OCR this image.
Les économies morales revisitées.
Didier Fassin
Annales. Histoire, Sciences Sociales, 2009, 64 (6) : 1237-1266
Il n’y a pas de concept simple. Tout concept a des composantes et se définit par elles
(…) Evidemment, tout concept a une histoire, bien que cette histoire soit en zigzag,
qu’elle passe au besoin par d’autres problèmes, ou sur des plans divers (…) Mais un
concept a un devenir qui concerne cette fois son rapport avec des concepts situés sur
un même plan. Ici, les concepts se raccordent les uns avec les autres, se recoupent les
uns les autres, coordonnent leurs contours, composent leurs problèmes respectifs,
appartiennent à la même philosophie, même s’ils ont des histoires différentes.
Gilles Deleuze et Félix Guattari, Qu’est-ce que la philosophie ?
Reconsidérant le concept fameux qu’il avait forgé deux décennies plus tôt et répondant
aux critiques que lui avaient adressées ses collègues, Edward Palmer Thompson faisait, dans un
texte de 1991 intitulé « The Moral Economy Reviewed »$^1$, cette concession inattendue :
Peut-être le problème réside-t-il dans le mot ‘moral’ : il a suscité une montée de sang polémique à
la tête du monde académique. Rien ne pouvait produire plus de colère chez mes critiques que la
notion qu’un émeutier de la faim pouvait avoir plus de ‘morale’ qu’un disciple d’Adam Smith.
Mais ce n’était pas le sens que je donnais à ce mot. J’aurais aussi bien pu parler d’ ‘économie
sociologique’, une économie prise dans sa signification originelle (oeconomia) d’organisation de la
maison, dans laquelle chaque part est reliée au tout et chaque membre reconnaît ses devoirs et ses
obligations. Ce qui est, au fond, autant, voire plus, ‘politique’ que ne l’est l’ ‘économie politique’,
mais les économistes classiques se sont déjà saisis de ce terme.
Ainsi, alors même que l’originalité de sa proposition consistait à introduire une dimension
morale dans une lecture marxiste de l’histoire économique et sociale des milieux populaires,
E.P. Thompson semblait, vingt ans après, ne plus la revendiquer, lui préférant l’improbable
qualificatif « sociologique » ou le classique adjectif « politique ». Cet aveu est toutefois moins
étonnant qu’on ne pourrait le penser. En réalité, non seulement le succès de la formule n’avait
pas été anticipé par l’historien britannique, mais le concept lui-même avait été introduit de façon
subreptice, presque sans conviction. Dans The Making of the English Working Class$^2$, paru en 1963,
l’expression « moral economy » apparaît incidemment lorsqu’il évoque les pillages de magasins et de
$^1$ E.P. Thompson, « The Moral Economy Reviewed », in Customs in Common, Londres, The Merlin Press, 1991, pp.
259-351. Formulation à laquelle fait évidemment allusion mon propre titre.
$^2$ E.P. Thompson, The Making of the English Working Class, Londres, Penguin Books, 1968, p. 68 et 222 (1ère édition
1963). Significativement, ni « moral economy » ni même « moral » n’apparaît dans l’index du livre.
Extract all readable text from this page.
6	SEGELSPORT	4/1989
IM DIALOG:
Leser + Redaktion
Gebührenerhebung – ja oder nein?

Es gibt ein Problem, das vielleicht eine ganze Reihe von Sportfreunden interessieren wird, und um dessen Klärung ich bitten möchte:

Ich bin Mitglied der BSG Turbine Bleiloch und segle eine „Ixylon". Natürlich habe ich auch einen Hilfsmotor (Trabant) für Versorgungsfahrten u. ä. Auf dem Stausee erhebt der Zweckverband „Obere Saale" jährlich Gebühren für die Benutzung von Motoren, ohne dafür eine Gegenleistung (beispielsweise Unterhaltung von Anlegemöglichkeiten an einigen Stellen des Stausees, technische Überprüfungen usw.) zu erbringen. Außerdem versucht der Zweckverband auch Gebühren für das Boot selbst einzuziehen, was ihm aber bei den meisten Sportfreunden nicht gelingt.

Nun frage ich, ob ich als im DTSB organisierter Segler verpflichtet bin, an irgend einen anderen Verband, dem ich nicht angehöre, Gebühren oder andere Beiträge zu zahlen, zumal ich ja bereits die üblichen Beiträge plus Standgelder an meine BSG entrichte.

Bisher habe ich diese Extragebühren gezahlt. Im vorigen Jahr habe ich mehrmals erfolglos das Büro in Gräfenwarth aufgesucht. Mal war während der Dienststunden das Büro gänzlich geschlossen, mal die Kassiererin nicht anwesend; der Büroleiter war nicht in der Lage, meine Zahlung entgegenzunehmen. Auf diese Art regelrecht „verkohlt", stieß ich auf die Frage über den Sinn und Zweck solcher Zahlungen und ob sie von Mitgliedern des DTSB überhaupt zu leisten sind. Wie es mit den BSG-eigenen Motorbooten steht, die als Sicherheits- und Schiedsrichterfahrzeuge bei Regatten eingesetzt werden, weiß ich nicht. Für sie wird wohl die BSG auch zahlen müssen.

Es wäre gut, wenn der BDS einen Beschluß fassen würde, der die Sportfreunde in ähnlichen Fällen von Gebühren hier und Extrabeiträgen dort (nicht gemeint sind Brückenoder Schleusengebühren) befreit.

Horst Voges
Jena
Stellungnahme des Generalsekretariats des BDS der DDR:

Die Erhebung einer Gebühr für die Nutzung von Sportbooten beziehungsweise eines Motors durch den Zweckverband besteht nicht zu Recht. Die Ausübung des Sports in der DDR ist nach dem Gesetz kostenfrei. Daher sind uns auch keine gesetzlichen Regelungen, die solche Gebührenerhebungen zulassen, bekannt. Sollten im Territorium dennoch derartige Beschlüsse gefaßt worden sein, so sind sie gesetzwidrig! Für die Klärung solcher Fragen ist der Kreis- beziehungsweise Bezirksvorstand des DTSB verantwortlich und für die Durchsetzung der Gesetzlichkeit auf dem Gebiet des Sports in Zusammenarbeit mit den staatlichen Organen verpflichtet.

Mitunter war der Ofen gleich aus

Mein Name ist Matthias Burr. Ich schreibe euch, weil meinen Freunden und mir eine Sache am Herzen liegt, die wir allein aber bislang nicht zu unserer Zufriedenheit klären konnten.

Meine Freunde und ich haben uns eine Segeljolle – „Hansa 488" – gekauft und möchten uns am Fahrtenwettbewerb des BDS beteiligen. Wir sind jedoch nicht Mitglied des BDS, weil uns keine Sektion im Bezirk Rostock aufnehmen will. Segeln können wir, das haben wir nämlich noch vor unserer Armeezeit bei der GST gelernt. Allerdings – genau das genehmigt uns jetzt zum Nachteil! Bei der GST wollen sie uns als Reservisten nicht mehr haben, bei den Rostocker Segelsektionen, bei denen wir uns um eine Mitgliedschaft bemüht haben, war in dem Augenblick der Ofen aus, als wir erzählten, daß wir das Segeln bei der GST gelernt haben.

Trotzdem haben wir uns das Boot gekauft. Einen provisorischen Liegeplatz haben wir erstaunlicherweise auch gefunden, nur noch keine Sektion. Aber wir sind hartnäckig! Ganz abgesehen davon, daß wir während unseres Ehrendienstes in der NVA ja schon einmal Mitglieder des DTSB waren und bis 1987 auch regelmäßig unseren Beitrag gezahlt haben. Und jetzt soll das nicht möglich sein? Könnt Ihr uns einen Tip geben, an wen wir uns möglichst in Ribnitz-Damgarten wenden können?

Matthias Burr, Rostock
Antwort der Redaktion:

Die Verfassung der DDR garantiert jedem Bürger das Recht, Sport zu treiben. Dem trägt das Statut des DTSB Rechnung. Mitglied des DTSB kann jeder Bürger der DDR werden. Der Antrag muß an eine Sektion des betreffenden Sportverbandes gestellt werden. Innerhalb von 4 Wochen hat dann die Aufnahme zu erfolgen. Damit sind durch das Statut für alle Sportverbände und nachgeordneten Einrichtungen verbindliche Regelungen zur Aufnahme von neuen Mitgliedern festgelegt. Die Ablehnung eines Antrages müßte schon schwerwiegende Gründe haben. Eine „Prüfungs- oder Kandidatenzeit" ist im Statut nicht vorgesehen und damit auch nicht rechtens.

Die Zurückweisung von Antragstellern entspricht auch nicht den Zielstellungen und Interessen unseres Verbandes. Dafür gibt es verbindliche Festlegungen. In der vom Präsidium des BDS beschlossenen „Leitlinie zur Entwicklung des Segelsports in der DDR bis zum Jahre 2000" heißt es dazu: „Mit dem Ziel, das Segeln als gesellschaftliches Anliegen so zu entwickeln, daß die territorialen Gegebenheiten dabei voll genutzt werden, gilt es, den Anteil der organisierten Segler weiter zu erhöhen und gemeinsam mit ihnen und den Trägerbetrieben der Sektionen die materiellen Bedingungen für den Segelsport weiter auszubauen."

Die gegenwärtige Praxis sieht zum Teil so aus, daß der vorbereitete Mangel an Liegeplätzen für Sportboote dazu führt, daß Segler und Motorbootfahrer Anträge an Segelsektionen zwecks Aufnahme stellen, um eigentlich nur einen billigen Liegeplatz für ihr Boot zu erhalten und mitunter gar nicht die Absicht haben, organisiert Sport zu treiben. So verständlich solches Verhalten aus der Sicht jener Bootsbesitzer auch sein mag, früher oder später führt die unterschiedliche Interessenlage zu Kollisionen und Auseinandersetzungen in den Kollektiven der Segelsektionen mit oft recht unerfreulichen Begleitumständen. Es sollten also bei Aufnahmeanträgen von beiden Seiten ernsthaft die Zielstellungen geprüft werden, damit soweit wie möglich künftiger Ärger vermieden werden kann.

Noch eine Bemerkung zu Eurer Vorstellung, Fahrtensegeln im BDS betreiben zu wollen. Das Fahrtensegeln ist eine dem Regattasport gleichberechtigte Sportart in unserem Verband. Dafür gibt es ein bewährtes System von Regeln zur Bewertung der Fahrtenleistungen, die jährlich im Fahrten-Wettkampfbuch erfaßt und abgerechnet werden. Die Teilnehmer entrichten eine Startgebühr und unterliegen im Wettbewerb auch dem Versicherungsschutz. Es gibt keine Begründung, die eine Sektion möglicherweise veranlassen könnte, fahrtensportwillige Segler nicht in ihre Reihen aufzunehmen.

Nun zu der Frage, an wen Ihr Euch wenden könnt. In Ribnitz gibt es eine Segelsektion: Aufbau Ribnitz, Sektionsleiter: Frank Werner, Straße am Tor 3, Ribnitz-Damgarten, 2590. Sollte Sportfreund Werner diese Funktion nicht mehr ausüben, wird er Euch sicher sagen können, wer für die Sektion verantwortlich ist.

> [Description of the task]
Working from the listing above, pick out every line that has "dazu" and copy it.

> [Exercise output]
Die Zurückweisung von Antragstellern entspricht auch nicht den Zielstellungen und Interessen unseres Verbandes. Dafür gibt es verbindliche Festlegungen. In der vom Präsidium des BDS beschlossenen „Leitlinie zur Entwicklung des Segelsports in der DDR bis zum Jahre 2000" heißt es dazu: „Mit dem Ziel, das Segeln als gesellschaftliches Anliegen so zu entwickeln, daß die territorialen Gegebenheiten dabei voll genutzt werden, gilt es, den Anteil der organisierten Segler weiter zu erhöhen und gemeinsam mit ihnen und den Trägerbetrieben der Sektionen die materiellen Bedingungen für den Segelsport weiter auszubauen."
Die gegenwärtige Praxis sieht zum Teil so aus, daß der vorbereitete Mangel an Liegeplätzen für Sportboote dazu führt, daß Segler und Motorbootfahrer Anträge an Segelsektionen zwecks Aufnahme stellen, um eigentlich nur einen billigen Liegeplatz für ihr Boot zu erhalten und mitunter gar nicht die Absicht haben, organisiert Sport zu treiben. So verständlich solches Verhalten aus der Sicht jener Bootsbesitzer auch sein mag, früher oder später führt die unterschiedliche Interessenlage zu Kollisionen und Auseinandersetzungen in den Kollektiven der Segelsektionen mit oft recht unerfreulichen Begleitumständen. Es sollten also bei Aufnahmeanträgen von beiden Seiten ernsthaft die Zielstellungen geprüft werden, damit soweit wie möglich künftiger Ärger vermieden werden kann.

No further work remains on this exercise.